The problem> Repeat every entry word for word, skipping the pictures.

Records for this exercise>
■ ■ ■ ■ ■

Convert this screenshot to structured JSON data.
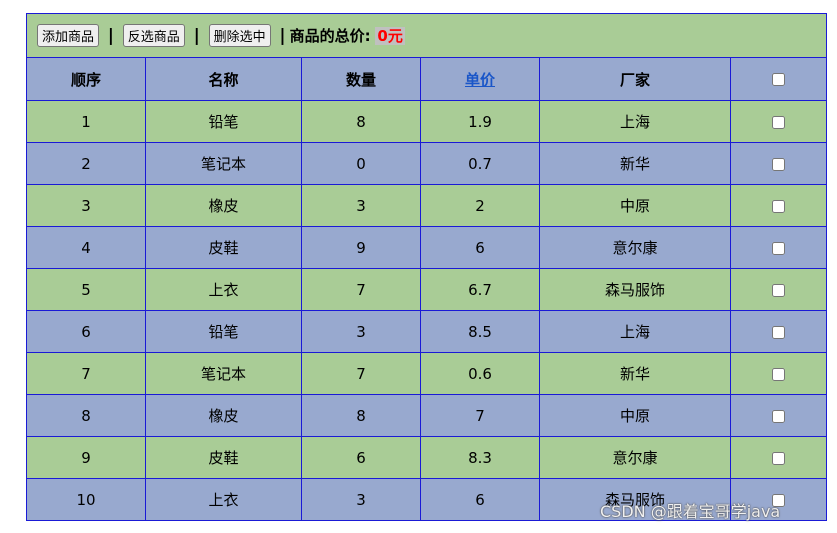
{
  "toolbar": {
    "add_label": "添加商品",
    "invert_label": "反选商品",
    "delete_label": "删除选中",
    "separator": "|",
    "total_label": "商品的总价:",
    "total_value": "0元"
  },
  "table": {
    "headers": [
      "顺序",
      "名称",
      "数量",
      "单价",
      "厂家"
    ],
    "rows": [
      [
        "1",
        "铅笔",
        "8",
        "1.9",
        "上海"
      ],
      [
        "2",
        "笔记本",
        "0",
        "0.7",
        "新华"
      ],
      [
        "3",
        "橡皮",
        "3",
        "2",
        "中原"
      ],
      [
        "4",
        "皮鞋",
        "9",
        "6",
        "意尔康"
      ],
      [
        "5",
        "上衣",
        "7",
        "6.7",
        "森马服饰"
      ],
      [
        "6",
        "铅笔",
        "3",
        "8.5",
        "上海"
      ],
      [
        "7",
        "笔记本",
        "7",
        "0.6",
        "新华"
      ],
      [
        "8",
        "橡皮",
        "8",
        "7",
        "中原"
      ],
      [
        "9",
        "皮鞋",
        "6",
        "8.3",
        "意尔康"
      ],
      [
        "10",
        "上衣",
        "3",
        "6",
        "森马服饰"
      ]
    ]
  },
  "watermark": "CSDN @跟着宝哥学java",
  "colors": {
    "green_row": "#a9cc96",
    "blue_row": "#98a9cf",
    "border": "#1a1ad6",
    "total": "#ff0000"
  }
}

■ ■ ■ ■ ■

Answer for this exercise>
Convert this screenshot to structured JSON data.
{
  "toolbar": {
    "add_label": "添加商品",
    "invert_label": "反选商品",
    "delete_label": "删除选中",
    "separator": "|",
    "total_label": "商品的总价:",
    "total_value": "0元"
  },
  "table": {
    "headers": [
      "顺序",
      "名称",
      "数量",
      "单价",
      "厂家"
    ],
    "rows": [
      [
        "1",
        "铅笔",
        "8",
        "1.9",
        "上海"
      ],
      [
        "2",
        "笔记本",
        "0",
        "0.7",
        "新华"
      ],
      [
        "3",
        "橡皮",
        "3",
        "2",
        "中原"
      ],
      [
        "4",
        "皮鞋",
        "9",
        "6",
        "意尔康"
      ],
      [
        "5",
        "上衣",
        "7",
        "6.7",
        "森马服饰"
      ],
      [
        "6",
        "铅笔",
        "3",
        "8.5",
        "上海"
      ],
      [
        "7",
        "笔记本",
        "7",
        "0.6",
        "新华"
      ],
      [
        "8",
        "橡皮",
        "8",
        "7",
        "中原"
      ],
      [
        "9",
        "皮鞋",
        "6",
        "8.3",
        "意尔康"
      ],
      [
        "10",
        "上衣",
        "3",
        "6",
        "森马服饰"
      ]
    ]
  },
  "watermark": "CSDN @跟着宝哥学java",
  "colors": {
    "green_row": "#a9cc96",
    "blue_row": "#98a9cf",
    "border": "#1a1ad6",
    "total": "#ff0000"
  }
}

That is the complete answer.